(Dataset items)
▬▬▬▬▬▬▬▬▬▬
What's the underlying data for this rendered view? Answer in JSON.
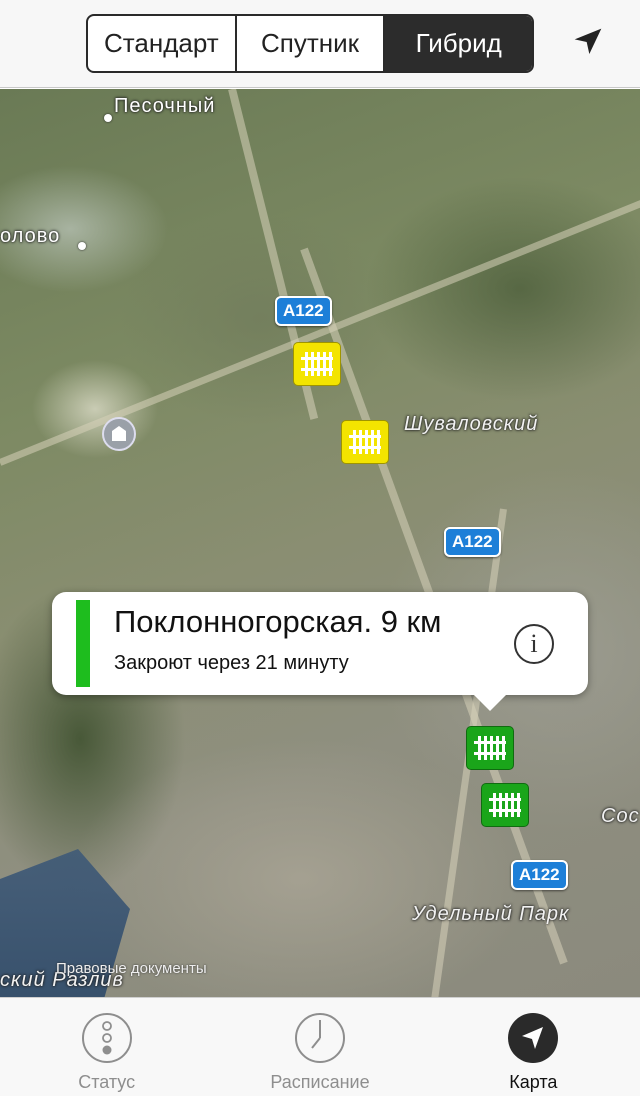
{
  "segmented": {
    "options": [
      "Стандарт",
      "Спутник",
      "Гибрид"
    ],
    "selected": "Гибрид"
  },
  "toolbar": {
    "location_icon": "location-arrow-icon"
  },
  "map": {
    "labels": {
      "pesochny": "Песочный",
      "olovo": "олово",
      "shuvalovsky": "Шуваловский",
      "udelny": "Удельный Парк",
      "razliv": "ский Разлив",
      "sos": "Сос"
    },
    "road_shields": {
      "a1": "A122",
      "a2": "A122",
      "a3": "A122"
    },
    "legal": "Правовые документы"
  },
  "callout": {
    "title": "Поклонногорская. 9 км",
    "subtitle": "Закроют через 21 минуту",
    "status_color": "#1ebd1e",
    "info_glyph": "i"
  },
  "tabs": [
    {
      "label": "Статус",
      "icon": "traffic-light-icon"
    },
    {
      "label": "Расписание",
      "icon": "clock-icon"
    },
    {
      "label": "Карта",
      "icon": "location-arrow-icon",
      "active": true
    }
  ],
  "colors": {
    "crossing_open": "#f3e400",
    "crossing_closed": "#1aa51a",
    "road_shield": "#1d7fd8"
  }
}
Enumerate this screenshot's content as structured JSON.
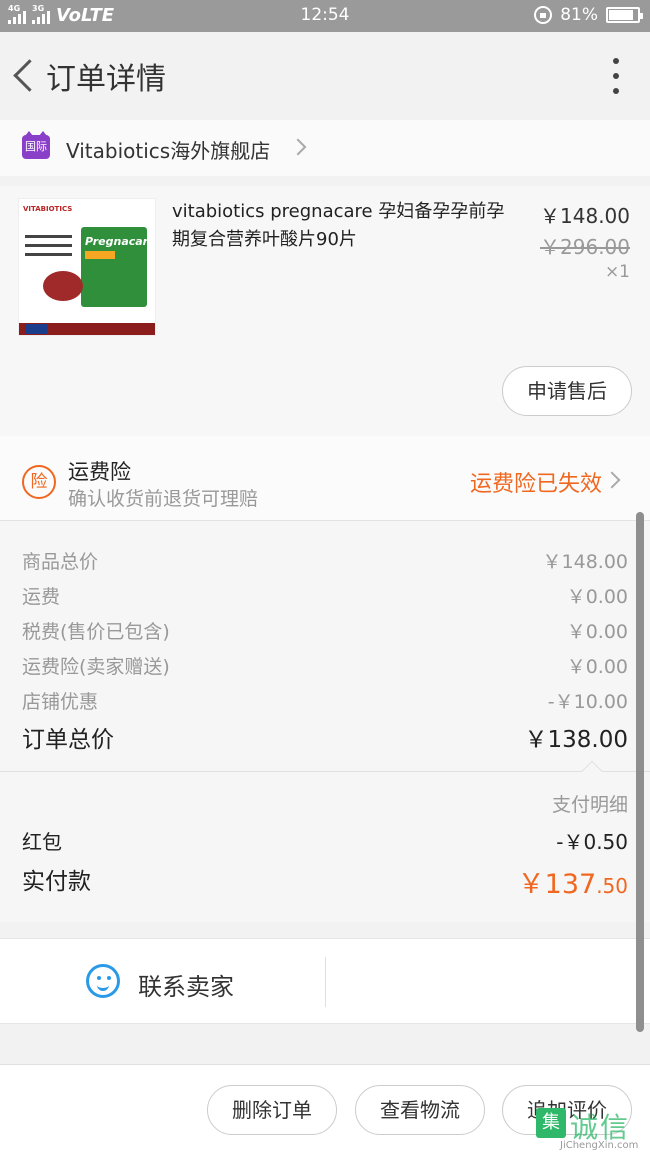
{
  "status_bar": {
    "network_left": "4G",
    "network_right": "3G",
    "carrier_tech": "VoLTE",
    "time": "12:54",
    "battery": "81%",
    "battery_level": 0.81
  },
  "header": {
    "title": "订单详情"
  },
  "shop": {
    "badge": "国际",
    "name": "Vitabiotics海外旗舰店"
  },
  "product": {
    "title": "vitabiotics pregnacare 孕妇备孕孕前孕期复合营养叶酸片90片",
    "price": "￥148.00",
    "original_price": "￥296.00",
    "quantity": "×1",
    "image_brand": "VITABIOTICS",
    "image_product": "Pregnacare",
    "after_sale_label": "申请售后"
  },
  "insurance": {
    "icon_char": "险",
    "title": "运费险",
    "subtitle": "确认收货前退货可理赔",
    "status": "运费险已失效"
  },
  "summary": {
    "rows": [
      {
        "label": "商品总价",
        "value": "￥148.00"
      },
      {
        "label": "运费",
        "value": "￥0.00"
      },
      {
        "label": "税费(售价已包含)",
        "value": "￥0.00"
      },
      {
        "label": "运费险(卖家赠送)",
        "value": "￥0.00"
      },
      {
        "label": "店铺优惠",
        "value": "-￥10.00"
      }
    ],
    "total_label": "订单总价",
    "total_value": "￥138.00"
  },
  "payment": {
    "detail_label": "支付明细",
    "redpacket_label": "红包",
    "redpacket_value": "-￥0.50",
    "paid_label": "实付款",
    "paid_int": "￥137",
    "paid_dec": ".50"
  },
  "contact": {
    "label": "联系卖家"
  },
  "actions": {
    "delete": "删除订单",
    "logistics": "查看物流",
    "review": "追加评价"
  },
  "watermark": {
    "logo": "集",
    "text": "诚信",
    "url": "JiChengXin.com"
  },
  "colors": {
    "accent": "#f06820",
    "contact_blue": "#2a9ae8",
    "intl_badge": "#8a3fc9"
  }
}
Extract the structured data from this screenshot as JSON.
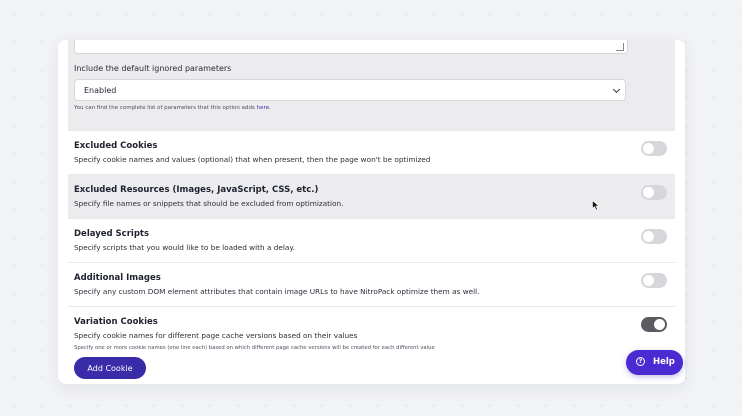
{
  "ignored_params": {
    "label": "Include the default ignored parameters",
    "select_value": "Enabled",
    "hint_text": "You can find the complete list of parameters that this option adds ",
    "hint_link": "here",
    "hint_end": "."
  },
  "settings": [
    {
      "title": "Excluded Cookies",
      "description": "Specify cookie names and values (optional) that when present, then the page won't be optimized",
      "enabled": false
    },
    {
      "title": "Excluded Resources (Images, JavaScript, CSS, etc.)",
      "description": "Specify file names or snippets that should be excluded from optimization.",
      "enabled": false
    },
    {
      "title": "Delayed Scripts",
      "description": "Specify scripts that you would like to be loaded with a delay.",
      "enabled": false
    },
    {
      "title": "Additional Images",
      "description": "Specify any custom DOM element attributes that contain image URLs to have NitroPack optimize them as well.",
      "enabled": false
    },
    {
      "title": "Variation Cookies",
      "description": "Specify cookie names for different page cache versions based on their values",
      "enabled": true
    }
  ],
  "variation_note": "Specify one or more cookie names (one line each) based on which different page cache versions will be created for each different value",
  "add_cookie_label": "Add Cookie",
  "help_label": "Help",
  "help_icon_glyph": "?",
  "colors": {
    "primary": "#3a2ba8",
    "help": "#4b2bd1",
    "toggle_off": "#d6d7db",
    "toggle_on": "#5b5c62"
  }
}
▬▬▬▬▬▬▬▬▬▬
TASK DESCRIPTION =
The string "that" may appear in lines of the listing above; tally those lines and give the number only.

IN RESPONSE =
5